**EXTRACTED DATA:**
******************************

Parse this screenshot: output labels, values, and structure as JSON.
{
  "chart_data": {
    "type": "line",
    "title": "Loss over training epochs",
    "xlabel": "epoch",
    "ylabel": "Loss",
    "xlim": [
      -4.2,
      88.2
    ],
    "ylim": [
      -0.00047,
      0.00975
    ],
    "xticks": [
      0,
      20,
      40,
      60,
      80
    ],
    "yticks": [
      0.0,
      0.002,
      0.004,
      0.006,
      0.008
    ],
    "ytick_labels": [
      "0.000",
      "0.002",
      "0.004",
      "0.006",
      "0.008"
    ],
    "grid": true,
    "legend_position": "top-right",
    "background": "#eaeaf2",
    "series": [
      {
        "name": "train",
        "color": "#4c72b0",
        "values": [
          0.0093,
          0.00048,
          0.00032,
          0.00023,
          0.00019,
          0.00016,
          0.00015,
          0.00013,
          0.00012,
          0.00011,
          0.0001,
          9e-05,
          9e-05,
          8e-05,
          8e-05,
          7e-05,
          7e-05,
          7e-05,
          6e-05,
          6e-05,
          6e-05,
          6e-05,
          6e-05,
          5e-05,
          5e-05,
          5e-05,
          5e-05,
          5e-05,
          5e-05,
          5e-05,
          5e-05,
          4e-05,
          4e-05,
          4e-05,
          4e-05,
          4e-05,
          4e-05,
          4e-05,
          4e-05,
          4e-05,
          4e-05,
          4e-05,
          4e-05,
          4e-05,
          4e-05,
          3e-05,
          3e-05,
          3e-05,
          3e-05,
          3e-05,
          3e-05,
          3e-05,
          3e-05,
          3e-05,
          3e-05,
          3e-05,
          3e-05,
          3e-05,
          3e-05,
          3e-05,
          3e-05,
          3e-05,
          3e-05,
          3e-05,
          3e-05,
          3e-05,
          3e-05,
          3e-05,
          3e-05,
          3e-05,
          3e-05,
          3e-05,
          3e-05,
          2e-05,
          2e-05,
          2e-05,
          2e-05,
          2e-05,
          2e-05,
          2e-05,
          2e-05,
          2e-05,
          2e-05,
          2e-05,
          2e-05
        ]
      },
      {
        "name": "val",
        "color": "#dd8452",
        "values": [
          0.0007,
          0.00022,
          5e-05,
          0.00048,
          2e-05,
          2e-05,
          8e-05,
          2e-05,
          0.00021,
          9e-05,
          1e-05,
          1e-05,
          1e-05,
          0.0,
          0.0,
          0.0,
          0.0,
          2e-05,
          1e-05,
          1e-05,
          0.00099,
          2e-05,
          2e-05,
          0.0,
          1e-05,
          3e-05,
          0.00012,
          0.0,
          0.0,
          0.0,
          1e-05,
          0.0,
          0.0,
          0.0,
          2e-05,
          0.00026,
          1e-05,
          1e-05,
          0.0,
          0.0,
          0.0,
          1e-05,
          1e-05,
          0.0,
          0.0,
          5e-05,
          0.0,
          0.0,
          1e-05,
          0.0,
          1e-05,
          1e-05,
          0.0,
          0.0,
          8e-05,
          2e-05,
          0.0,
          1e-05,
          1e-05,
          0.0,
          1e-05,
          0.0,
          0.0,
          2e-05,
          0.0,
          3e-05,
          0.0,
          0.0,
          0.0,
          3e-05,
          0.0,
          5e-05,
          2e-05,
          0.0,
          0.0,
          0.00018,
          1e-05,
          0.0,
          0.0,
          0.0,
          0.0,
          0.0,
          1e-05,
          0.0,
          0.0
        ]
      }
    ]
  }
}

******************************

**TASK:** Your task is to transcribe the material exactly.

**RESULT OF THE EXERCISE:**
Parse this screenshot: output labels, values, and structure as JSON.
{
  "chart_data": {
    "type": "line",
    "title": "Loss over training epochs",
    "xlabel": "epoch",
    "ylabel": "Loss",
    "xlim": [
      -4.2,
      88.2
    ],
    "ylim": [
      -0.00047,
      0.00975
    ],
    "xticks": [
      0,
      20,
      40,
      60,
      80
    ],
    "yticks": [
      0.0,
      0.002,
      0.004,
      0.006,
      0.008
    ],
    "ytick_labels": [
      "0.000",
      "0.002",
      "0.004",
      "0.006",
      "0.008"
    ],
    "grid": true,
    "legend_position": "top-right",
    "background": "#eaeaf2",
    "series": [
      {
        "name": "train",
        "color": "#4c72b0",
        "values": [
          0.0093,
          0.00048,
          0.00032,
          0.00023,
          0.00019,
          0.00016,
          0.00015,
          0.00013,
          0.00012,
          0.00011,
          0.0001,
          9e-05,
          9e-05,
          8e-05,
          8e-05,
          7e-05,
          7e-05,
          7e-05,
          6e-05,
          6e-05,
          6e-05,
          6e-05,
          6e-05,
          5e-05,
          5e-05,
          5e-05,
          5e-05,
          5e-05,
          5e-05,
          5e-05,
          5e-05,
          4e-05,
          4e-05,
          4e-05,
          4e-05,
          4e-05,
          4e-05,
          4e-05,
          4e-05,
          4e-05,
          4e-05,
          4e-05,
          4e-05,
          4e-05,
          4e-05,
          3e-05,
          3e-05,
          3e-05,
          3e-05,
          3e-05,
          3e-05,
          3e-05,
          3e-05,
          3e-05,
          3e-05,
          3e-05,
          3e-05,
          3e-05,
          3e-05,
          3e-05,
          3e-05,
          3e-05,
          3e-05,
          3e-05,
          3e-05,
          3e-05,
          3e-05,
          3e-05,
          3e-05,
          3e-05,
          3e-05,
          3e-05,
          3e-05,
          2e-05,
          2e-05,
          2e-05,
          2e-05,
          2e-05,
          2e-05,
          2e-05,
          2e-05,
          2e-05,
          2e-05,
          2e-05,
          2e-05
        ]
      },
      {
        "name": "val",
        "color": "#dd8452",
        "values": [
          0.0007,
          0.00022,
          5e-05,
          0.00048,
          2e-05,
          2e-05,
          8e-05,
          2e-05,
          0.00021,
          9e-05,
          1e-05,
          1e-05,
          1e-05,
          0.0,
          0.0,
          0.0,
          0.0,
          2e-05,
          1e-05,
          1e-05,
          0.00099,
          2e-05,
          2e-05,
          0.0,
          1e-05,
          3e-05,
          0.00012,
          0.0,
          0.0,
          0.0,
          1e-05,
          0.0,
          0.0,
          0.0,
          2e-05,
          0.00026,
          1e-05,
          1e-05,
          0.0,
          0.0,
          0.0,
          1e-05,
          1e-05,
          0.0,
          0.0,
          5e-05,
          0.0,
          0.0,
          1e-05,
          0.0,
          1e-05,
          1e-05,
          0.0,
          0.0,
          8e-05,
          2e-05,
          0.0,
          1e-05,
          1e-05,
          0.0,
          1e-05,
          0.0,
          0.0,
          2e-05,
          0.0,
          3e-05,
          0.0,
          0.0,
          0.0,
          3e-05,
          0.0,
          5e-05,
          2e-05,
          0.0,
          0.0,
          0.00018,
          1e-05,
          0.0,
          0.0,
          0.0,
          0.0,
          0.0,
          1e-05,
          0.0,
          0.0
        ]
      }
    ]
  }
}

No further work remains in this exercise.